Extracts from a graphics dataset
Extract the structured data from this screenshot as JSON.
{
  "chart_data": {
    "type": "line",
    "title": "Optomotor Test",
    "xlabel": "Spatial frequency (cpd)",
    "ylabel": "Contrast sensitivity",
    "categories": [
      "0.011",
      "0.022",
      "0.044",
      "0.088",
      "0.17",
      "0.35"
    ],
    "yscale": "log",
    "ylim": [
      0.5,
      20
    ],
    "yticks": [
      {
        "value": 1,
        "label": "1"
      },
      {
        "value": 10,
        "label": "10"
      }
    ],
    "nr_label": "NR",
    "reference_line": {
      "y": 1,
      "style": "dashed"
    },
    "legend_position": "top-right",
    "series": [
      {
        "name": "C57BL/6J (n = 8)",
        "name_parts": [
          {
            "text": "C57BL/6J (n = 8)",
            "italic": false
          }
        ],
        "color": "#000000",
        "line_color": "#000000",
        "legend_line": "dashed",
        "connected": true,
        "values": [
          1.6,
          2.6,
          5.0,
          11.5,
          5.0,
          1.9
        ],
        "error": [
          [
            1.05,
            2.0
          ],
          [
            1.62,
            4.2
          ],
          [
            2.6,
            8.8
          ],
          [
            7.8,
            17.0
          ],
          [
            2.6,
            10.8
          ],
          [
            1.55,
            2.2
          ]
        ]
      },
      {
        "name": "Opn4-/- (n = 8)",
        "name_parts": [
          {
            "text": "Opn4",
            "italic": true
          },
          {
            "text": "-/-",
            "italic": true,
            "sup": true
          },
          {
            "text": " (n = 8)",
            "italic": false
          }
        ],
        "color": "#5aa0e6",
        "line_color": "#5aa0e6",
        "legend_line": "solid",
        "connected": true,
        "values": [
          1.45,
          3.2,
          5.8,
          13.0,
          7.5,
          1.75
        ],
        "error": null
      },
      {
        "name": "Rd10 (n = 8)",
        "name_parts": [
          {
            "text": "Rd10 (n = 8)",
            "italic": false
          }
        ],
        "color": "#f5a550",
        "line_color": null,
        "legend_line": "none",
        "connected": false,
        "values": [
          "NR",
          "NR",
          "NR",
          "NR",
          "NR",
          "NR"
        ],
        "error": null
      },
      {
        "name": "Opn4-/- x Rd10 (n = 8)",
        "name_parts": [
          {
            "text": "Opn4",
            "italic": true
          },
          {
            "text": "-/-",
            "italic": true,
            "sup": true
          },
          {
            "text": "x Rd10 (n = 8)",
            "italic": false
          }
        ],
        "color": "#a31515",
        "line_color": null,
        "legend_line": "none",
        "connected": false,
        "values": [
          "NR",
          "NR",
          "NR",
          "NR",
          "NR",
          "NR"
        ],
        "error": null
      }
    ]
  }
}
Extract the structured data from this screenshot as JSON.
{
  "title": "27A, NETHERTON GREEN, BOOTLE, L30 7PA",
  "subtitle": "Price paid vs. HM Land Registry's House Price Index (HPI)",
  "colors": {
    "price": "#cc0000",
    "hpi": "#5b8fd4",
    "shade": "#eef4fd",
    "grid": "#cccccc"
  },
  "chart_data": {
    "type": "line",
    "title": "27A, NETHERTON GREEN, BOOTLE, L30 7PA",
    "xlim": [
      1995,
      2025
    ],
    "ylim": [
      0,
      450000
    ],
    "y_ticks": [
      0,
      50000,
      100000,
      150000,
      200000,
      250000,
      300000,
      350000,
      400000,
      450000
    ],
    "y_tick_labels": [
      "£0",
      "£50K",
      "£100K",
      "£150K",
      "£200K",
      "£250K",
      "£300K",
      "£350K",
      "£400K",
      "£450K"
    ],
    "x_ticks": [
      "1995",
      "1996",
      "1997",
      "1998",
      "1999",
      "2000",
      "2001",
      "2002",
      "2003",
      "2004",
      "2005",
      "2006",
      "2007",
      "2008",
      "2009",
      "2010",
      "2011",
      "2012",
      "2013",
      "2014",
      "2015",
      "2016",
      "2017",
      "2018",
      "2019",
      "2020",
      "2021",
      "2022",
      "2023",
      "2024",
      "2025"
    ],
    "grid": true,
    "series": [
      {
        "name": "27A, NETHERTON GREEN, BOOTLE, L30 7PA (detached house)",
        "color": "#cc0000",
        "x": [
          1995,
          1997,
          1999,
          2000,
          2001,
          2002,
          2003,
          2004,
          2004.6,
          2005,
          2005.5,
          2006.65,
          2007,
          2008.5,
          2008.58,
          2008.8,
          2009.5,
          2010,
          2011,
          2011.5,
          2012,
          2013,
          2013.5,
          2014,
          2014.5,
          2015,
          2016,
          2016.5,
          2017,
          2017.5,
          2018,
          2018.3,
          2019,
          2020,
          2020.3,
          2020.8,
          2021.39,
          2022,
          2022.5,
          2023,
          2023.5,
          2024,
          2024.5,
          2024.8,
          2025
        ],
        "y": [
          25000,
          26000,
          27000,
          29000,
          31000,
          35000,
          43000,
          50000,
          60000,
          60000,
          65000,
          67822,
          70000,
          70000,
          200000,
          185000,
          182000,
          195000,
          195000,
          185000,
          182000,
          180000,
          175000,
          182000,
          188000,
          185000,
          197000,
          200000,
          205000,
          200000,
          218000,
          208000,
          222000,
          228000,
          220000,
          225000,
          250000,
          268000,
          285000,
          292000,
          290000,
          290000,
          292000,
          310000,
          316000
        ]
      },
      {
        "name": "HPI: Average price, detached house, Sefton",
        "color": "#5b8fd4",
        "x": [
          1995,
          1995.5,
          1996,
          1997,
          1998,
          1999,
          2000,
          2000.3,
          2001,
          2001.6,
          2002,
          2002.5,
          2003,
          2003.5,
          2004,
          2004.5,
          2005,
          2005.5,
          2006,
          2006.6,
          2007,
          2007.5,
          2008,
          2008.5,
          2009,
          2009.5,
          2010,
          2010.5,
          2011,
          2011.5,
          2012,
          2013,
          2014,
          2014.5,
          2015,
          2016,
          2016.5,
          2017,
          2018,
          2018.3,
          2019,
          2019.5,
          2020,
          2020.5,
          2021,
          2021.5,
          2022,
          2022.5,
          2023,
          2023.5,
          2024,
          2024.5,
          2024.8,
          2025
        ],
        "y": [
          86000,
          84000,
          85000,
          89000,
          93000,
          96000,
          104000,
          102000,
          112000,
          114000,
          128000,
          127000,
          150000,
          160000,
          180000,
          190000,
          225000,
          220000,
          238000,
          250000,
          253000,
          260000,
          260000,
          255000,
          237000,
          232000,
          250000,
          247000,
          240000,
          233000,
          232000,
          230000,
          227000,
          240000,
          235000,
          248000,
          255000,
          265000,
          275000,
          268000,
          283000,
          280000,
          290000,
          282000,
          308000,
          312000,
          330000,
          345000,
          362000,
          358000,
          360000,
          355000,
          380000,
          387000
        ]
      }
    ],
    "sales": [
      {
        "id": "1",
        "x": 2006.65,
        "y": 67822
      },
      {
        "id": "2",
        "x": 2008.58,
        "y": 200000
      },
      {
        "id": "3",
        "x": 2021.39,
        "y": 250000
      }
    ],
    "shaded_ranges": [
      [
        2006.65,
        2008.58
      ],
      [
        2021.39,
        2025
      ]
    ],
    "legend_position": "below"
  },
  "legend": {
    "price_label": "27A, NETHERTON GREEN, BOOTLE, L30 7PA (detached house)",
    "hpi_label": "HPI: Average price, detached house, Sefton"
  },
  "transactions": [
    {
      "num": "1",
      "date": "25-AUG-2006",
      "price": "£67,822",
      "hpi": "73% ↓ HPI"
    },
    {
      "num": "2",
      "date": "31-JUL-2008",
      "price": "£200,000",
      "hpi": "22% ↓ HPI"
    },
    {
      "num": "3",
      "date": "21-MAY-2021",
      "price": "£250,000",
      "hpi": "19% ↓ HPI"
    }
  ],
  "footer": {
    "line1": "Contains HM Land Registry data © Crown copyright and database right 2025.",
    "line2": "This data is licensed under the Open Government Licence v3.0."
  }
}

= BRIEF =
Filter the entries down to the lines containing "BOOTLE". Copy each of those lines.

= OUTPUT FOR THIS TASK =
  "title": "27A, NETHERTON GREEN, BOOTLE, L30 7PA",
    "title": "27A, NETHERTON GREEN, BOOTLE, L30 7PA",
        "name": "27A, NETHERTON GREEN, BOOTLE, L30 7PA (detached house)",
    "price_label": "27A, NETHERTON GREEN, BOOTLE, L30 7PA (detached house)",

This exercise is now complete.